[Stored entries]
☆ ☆ ☆ ☆ ☆
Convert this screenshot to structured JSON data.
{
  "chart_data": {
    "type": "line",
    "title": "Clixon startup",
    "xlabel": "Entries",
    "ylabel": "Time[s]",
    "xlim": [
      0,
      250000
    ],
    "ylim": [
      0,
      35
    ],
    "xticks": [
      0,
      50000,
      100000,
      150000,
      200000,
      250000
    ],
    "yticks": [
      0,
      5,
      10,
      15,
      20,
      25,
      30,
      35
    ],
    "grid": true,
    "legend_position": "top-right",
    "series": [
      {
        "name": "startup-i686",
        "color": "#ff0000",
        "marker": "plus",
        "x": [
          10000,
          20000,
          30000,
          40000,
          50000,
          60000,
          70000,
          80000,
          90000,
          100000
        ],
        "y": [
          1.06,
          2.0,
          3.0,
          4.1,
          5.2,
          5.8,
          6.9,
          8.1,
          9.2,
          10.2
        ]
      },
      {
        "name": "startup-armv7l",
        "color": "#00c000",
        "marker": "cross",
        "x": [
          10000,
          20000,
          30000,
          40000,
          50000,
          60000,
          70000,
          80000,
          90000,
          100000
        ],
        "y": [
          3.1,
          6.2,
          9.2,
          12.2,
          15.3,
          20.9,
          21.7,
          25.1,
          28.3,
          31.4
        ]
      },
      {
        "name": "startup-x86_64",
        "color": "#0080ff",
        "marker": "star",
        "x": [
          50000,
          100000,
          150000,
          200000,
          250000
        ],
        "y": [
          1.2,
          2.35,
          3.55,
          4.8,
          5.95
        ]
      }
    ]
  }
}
☆ ☆ ☆ ☆ ☆
What you need to do =
Copy out every line in the listing where the word "marker" appears.

The solution =
        "marker": "plus",
        "marker": "cross",
        "marker": "star",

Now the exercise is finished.